◆ Work required ◆
Return every line below in which "ymin" appears.

◆ Listing ◆
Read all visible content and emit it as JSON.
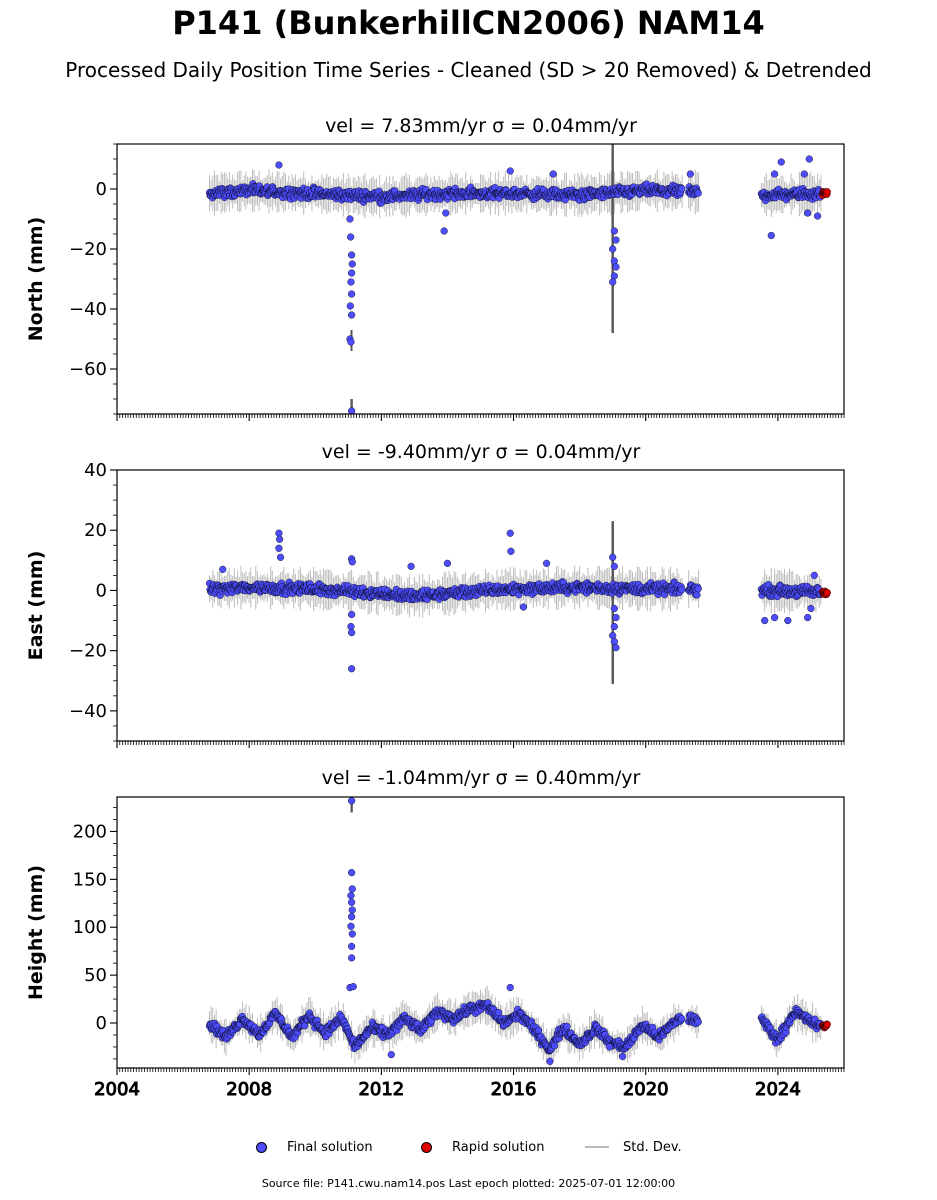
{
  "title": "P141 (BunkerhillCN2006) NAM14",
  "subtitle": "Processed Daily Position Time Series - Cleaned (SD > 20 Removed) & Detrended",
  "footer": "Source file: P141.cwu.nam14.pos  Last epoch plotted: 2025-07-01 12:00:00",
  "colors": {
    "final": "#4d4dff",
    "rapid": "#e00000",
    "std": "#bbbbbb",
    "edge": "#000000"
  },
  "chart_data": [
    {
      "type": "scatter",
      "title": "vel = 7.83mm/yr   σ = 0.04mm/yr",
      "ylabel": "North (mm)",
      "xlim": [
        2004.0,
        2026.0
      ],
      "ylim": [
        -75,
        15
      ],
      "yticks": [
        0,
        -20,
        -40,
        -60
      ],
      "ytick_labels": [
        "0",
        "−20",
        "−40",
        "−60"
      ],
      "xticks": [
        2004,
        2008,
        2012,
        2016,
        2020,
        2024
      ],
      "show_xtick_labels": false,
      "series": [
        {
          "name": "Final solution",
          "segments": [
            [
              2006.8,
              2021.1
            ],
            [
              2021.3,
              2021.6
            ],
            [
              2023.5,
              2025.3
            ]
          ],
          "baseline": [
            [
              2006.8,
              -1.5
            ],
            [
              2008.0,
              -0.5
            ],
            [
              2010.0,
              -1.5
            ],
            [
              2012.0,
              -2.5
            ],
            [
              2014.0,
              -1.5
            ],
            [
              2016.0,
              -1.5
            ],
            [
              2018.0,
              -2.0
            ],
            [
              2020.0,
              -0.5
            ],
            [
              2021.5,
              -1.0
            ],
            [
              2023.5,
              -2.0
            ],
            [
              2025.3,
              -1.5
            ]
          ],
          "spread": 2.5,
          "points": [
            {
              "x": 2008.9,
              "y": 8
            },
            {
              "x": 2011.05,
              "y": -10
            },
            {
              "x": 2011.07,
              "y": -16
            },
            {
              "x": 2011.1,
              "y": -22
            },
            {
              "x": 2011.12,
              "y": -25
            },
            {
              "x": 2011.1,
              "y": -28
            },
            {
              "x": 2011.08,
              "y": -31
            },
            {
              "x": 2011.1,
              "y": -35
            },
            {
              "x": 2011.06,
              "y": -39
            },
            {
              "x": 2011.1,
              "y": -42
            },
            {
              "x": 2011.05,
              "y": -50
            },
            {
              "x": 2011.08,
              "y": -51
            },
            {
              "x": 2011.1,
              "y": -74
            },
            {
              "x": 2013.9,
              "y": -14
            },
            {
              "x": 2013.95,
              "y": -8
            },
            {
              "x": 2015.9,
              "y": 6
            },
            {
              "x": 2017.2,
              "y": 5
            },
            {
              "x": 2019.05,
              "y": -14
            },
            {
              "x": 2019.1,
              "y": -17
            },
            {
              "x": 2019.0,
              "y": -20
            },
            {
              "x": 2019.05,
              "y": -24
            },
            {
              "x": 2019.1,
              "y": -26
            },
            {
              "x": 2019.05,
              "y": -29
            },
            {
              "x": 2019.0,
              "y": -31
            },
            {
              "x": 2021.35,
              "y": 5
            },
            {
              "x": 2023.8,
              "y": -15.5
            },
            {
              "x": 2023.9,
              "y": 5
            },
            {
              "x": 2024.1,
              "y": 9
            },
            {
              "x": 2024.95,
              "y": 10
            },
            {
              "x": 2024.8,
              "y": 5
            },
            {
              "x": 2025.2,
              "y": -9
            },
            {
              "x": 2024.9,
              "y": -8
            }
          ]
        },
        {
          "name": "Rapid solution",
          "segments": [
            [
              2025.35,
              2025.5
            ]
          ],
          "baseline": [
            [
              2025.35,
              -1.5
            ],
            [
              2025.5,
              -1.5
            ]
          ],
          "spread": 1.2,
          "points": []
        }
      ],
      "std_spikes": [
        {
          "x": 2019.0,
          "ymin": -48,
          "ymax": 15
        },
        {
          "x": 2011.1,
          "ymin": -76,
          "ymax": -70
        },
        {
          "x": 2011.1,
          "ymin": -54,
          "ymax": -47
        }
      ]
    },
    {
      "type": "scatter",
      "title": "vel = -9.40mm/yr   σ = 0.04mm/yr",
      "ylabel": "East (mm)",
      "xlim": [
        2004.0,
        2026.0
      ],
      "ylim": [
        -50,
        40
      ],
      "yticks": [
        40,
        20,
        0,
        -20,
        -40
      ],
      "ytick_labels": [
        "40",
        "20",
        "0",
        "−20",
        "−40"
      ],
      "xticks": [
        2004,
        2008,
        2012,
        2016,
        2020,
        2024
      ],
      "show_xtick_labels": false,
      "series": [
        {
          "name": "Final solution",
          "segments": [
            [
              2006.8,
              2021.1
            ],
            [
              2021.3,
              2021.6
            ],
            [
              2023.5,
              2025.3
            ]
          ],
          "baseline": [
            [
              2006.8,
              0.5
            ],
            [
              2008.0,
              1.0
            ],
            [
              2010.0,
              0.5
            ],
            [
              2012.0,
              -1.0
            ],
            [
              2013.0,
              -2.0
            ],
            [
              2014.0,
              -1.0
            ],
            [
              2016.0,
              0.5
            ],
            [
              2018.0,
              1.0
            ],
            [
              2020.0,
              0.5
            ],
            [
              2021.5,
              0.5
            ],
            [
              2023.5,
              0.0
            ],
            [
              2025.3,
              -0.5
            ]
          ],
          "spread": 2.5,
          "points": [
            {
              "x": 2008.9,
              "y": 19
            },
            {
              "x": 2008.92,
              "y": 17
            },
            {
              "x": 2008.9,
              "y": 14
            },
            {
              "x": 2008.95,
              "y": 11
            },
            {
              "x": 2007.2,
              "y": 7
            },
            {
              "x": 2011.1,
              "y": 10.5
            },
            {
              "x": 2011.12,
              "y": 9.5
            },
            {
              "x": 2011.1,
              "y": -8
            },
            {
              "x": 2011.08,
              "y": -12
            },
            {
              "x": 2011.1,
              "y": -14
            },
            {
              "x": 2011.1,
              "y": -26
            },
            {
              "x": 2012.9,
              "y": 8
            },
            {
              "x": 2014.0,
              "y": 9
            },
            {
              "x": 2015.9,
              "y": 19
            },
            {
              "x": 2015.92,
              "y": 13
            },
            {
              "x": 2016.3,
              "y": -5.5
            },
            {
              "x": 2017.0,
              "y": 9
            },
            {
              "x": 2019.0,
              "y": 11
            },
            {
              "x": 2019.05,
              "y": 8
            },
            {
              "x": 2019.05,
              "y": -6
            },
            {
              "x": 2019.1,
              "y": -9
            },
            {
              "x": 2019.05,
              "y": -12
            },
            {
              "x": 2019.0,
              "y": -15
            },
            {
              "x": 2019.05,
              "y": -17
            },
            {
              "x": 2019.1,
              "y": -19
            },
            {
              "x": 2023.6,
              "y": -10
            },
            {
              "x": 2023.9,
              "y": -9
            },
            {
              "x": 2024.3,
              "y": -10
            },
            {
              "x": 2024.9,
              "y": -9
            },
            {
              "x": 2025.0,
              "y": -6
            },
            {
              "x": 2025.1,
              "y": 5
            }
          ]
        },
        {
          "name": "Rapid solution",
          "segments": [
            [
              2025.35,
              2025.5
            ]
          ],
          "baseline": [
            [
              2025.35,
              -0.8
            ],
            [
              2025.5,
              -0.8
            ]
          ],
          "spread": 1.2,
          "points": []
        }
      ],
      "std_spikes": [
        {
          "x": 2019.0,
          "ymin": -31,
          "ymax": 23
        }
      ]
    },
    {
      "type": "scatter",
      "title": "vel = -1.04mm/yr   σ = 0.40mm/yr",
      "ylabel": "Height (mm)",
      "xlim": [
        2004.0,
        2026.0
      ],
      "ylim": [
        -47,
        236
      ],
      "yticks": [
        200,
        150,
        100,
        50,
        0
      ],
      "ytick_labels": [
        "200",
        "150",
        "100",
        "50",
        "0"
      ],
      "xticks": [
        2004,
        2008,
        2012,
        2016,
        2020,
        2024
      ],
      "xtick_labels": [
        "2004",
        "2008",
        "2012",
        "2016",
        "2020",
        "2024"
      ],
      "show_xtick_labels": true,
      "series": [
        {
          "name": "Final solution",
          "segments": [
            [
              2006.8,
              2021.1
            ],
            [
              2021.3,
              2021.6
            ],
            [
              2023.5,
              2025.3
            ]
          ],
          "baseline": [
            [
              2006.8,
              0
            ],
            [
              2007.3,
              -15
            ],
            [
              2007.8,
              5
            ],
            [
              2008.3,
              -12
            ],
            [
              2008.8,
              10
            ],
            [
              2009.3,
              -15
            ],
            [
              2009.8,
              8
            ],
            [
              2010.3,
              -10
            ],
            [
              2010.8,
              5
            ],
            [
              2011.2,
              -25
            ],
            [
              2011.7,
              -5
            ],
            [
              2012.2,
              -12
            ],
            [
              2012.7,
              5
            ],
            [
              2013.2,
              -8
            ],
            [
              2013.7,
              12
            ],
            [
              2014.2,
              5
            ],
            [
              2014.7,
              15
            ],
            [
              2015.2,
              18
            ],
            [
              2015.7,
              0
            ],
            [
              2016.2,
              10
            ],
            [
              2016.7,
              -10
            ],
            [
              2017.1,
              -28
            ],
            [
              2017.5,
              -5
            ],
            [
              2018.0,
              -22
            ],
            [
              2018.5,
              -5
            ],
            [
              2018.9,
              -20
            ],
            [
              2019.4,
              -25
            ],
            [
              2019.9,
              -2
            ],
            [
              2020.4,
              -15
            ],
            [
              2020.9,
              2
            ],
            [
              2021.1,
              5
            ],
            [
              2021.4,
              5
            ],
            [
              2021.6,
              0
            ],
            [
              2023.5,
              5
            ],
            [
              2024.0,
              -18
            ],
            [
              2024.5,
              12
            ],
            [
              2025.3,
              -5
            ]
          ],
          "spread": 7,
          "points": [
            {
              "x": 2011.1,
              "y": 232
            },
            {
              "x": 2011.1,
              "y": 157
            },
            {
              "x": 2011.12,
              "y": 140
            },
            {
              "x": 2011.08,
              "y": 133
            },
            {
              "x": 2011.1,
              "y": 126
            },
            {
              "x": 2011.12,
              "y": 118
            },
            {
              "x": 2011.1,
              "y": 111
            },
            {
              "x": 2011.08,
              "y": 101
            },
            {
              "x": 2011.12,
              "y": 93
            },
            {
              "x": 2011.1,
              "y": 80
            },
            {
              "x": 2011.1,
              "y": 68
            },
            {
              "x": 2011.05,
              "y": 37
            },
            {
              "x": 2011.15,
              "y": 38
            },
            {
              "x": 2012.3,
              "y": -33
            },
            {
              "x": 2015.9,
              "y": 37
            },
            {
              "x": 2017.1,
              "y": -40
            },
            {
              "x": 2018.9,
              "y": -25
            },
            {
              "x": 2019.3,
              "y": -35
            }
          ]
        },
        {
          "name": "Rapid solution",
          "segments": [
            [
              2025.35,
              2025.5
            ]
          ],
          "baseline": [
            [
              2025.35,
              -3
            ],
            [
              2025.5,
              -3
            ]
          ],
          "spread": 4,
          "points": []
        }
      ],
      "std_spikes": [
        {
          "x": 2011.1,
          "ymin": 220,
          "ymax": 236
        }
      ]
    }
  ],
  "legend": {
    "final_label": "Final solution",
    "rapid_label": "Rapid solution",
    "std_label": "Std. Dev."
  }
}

◆ Full response ◆
          "ymin": -48,
          "ymin": -76,
          "ymin": -54,
          "ymin": -31,
          "ymin": 220,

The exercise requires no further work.